Collected data
* * * * * * * * *

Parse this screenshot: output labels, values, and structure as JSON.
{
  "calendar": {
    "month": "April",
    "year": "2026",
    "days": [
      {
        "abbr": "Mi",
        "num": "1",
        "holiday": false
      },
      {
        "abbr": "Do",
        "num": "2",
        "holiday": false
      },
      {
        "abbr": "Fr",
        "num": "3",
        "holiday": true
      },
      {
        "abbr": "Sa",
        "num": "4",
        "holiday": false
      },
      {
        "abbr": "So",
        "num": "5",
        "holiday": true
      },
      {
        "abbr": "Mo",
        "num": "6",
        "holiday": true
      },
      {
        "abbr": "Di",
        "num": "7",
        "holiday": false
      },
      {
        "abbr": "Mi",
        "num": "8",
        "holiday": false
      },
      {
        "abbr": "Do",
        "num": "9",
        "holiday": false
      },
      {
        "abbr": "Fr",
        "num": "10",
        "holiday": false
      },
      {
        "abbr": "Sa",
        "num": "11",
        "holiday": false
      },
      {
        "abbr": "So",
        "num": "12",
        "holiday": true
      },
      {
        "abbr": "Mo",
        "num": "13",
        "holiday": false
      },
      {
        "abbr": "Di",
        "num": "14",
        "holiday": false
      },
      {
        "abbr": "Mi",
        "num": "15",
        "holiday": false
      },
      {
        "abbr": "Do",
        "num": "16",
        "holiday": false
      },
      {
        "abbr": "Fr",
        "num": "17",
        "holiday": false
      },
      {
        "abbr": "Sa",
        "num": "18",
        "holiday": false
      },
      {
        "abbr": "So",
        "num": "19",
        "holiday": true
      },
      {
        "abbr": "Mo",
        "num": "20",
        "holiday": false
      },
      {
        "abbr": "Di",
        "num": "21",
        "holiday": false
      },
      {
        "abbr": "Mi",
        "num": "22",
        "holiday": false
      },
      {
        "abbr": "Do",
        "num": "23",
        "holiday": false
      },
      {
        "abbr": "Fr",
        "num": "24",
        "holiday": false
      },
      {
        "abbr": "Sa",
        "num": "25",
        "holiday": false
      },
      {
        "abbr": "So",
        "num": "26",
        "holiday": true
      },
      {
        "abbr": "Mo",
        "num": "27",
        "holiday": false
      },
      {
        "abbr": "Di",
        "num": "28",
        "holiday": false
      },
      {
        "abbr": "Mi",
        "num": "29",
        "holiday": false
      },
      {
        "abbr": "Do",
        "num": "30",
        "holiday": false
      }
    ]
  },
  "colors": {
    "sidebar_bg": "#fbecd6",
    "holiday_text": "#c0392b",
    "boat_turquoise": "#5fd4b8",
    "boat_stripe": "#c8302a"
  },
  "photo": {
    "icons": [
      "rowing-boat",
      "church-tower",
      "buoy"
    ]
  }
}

* * * * * * * * *

Written exercise —
Reproduce the complete data exactly as presented above.

Answer to this exercise —
Parse this screenshot: output labels, values, and structure as JSON.
{
  "calendar": {
    "month": "April",
    "year": "2026",
    "days": [
      {
        "abbr": "Mi",
        "num": "1",
        "holiday": false
      },
      {
        "abbr": "Do",
        "num": "2",
        "holiday": false
      },
      {
        "abbr": "Fr",
        "num": "3",
        "holiday": true
      },
      {
        "abbr": "Sa",
        "num": "4",
        "holiday": false
      },
      {
        "abbr": "So",
        "num": "5",
        "holiday": true
      },
      {
        "abbr": "Mo",
        "num": "6",
        "holiday": true
      },
      {
        "abbr": "Di",
        "num": "7",
        "holiday": false
      },
      {
        "abbr": "Mi",
        "num": "8",
        "holiday": false
      },
      {
        "abbr": "Do",
        "num": "9",
        "holiday": false
      },
      {
        "abbr": "Fr",
        "num": "10",
        "holiday": false
      },
      {
        "abbr": "Sa",
        "num": "11",
        "holiday": false
      },
      {
        "abbr": "So",
        "num": "12",
        "holiday": true
      },
      {
        "abbr": "Mo",
        "num": "13",
        "holiday": false
      },
      {
        "abbr": "Di",
        "num": "14",
        "holiday": false
      },
      {
        "abbr": "Mi",
        "num": "15",
        "holiday": false
      },
      {
        "abbr": "Do",
        "num": "16",
        "holiday": false
      },
      {
        "abbr": "Fr",
        "num": "17",
        "holiday": false
      },
      {
        "abbr": "Sa",
        "num": "18",
        "holiday": false
      },
      {
        "abbr": "So",
        "num": "19",
        "holiday": true
      },
      {
        "abbr": "Mo",
        "num": "20",
        "holiday": false
      },
      {
        "abbr": "Di",
        "num": "21",
        "holiday": false
      },
      {
        "abbr": "Mi",
        "num": "22",
        "holiday": false
      },
      {
        "abbr": "Do",
        "num": "23",
        "holiday": false
      },
      {
        "abbr": "Fr",
        "num": "24",
        "holiday": false
      },
      {
        "abbr": "Sa",
        "num": "25",
        "holiday": false
      },
      {
        "abbr": "So",
        "num": "26",
        "holiday": true
      },
      {
        "abbr": "Mo",
        "num": "27",
        "holiday": false
      },
      {
        "abbr": "Di",
        "num": "28",
        "holiday": false
      },
      {
        "abbr": "Mi",
        "num": "29",
        "holiday": false
      },
      {
        "abbr": "Do",
        "num": "30",
        "holiday": false
      }
    ]
  },
  "colors": {
    "sidebar_bg": "#fbecd6",
    "holiday_text": "#c0392b",
    "boat_turquoise": "#5fd4b8",
    "boat_stripe": "#c8302a"
  },
  "photo": {
    "icons": [
      "rowing-boat",
      "church-tower",
      "buoy"
    ]
  }
}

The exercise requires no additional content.